- **Excerpted data**:
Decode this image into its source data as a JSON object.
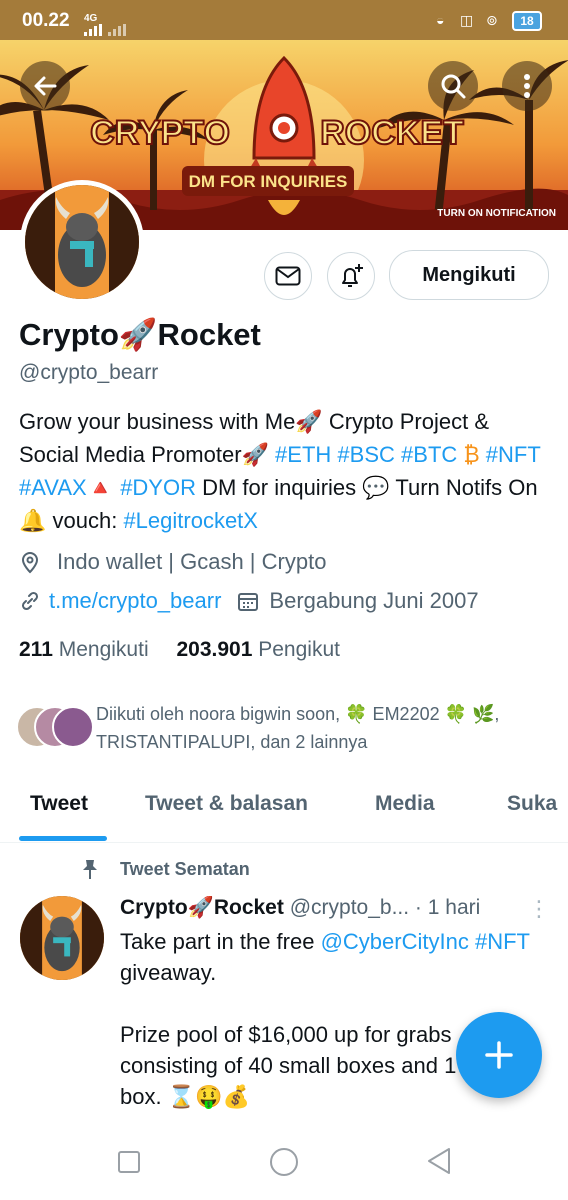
{
  "status_bar": {
    "time": "00.22",
    "network": "4G",
    "battery": "18"
  },
  "banner": {
    "title": "CRYPTO ROCKET",
    "subtitle": "DM FOR INQUIRIES",
    "notice": "TURN ON NOTIFICATION"
  },
  "header_actions": {
    "back_icon": "arrow-left-icon",
    "search_icon": "search-icon",
    "more_icon": "more-vertical-icon"
  },
  "profile": {
    "name_part1": "Crypto",
    "name_emoji": "🚀",
    "name_part2": "Rocket",
    "handle": "@crypto_bearr",
    "follow_button": "Mengikuti",
    "bio": {
      "t1": "Grow your business with Me🚀 Crypto Project & Social Media Promoter🚀 ",
      "h1": "#ETH",
      "s1": " ",
      "h2": "#BSC",
      "s2": " ",
      "h3": "#BTC",
      "t2": " ₿ ",
      "h4": "#NFT",
      "s3": " ",
      "h5": "#AVAX",
      "t3": "🔺 ",
      "h6": "#DYOR",
      "t4": " DM for inquiries 💬 Turn Notifs On 🔔 vouch: ",
      "h7": "#LegitrocketX"
    },
    "location": "Indo wallet | Gcash  | Crypto",
    "link": "t.me/crypto_bearr",
    "joined": "Bergabung Juni 2007",
    "following_count": "211",
    "following_label": "Mengikuti",
    "followers_count": "203.901",
    "followers_label": "Pengikut",
    "followed_by": "Diikuti oleh noora bigwin soon, 🍀 EM2202 🍀 🌿, TRISTANTIPALUPI, dan 2 lainnya"
  },
  "tabs": [
    {
      "label": "Tweet"
    },
    {
      "label": "Tweet & balasan"
    },
    {
      "label": "Media"
    },
    {
      "label": "Suka"
    }
  ],
  "pinned_tweet": {
    "pinned_label": "Tweet Sematan",
    "author_part1": "Crypto",
    "author_emoji": "🚀",
    "author_part2": "Rocket",
    "handle": "@crypto_b...",
    "time": "· 1 hari",
    "text_1": "Take part in the free ",
    "mention": "@CyberCityInc",
    "s1": " ",
    "hashtag": "#NFT",
    "text_2": " giveaway.",
    "text_3": "Prize pool of $16,000 up for grabs consisting of 40 small boxes and 1 giga box. ⌛🤑💰"
  },
  "colors": {
    "accent": "#1d9bf0",
    "text": "#0f1419",
    "secondary": "#536471",
    "status_bar": "#a47b3a"
  }
}
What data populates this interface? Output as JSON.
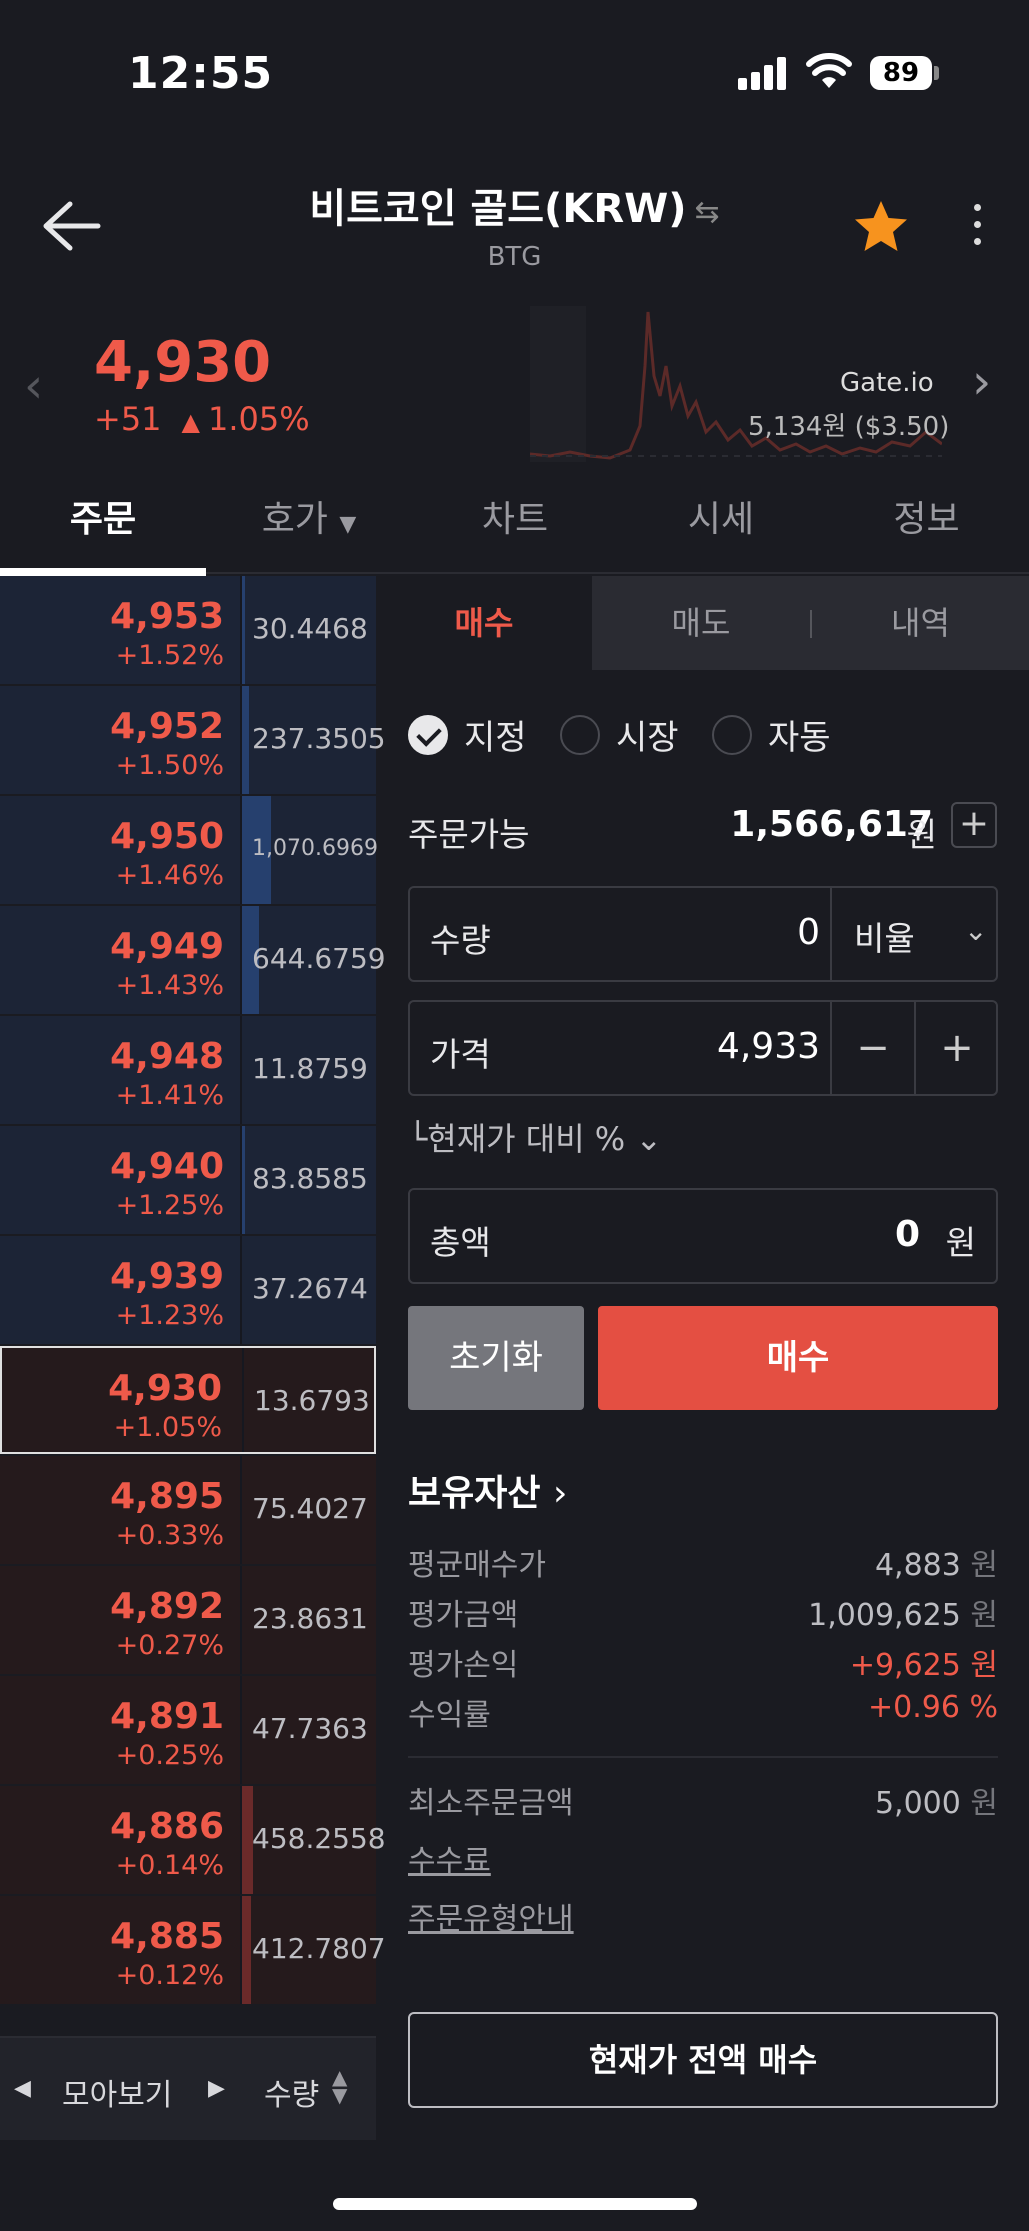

- **Directions for this task**: Every entry above should be duplicated exactly. Do not include the images.

- **Task result**:
Decode this image into its source data as a JSON object.
{
  "status_bar": {
    "time": "00.22",
    "network": "4G",
    "battery": "18"
  },
  "banner": {
    "title": "CRYPTO ROCKET",
    "subtitle": "DM FOR INQUIRIES",
    "notice": "TURN ON NOTIFICATION"
  },
  "header_actions": {
    "back_icon": "arrow-left-icon",
    "search_icon": "search-icon",
    "more_icon": "more-vertical-icon"
  },
  "profile": {
    "name_part1": "Crypto",
    "name_emoji": "🚀",
    "name_part2": "Rocket",
    "handle": "@crypto_bearr",
    "follow_button": "Mengikuti",
    "bio": {
      "t1": "Grow your business with Me🚀 Crypto Project & Social Media Promoter🚀 ",
      "h1": "#ETH",
      "s1": " ",
      "h2": "#BSC",
      "s2": " ",
      "h3": "#BTC",
      "t2": " ₿ ",
      "h4": "#NFT",
      "s3": " ",
      "h5": "#AVAX",
      "t3": "🔺 ",
      "h6": "#DYOR",
      "t4": " DM for inquiries 💬 Turn Notifs On 🔔 vouch: ",
      "h7": "#LegitrocketX"
    },
    "location": "Indo wallet | Gcash  | Crypto",
    "link": "t.me/crypto_bearr",
    "joined": "Bergabung Juni 2007",
    "following_count": "211",
    "following_label": "Mengikuti",
    "followers_count": "203.901",
    "followers_label": "Pengikut",
    "followed_by": "Diikuti oleh noora bigwin soon, 🍀 EM2202 🍀 🌿, TRISTANTIPALUPI, dan 2 lainnya"
  },
  "tabs": [
    {
      "label": "Tweet"
    },
    {
      "label": "Tweet & balasan"
    },
    {
      "label": "Media"
    },
    {
      "label": "Suka"
    }
  ],
  "pinned_tweet": {
    "pinned_label": "Tweet Sematan",
    "author_part1": "Crypto",
    "author_emoji": "🚀",
    "author_part2": "Rocket",
    "handle": "@crypto_b...",
    "time": "· 1 hari",
    "text_1": "Take part in the free ",
    "mention": "@CyberCityInc",
    "s1": " ",
    "hashtag": "#NFT",
    "text_2": " giveaway.",
    "text_3": "Prize pool of $16,000 up for grabs consisting of 40 small boxes and 1 giga box. ⌛🤑💰"
  },
  "colors": {
    "accent": "#1d9bf0",
    "text": "#0f1419",
    "secondary": "#536471",
    "status_bar": "#a47b3a"
  }
}
What data populates this interface? Output as JSON.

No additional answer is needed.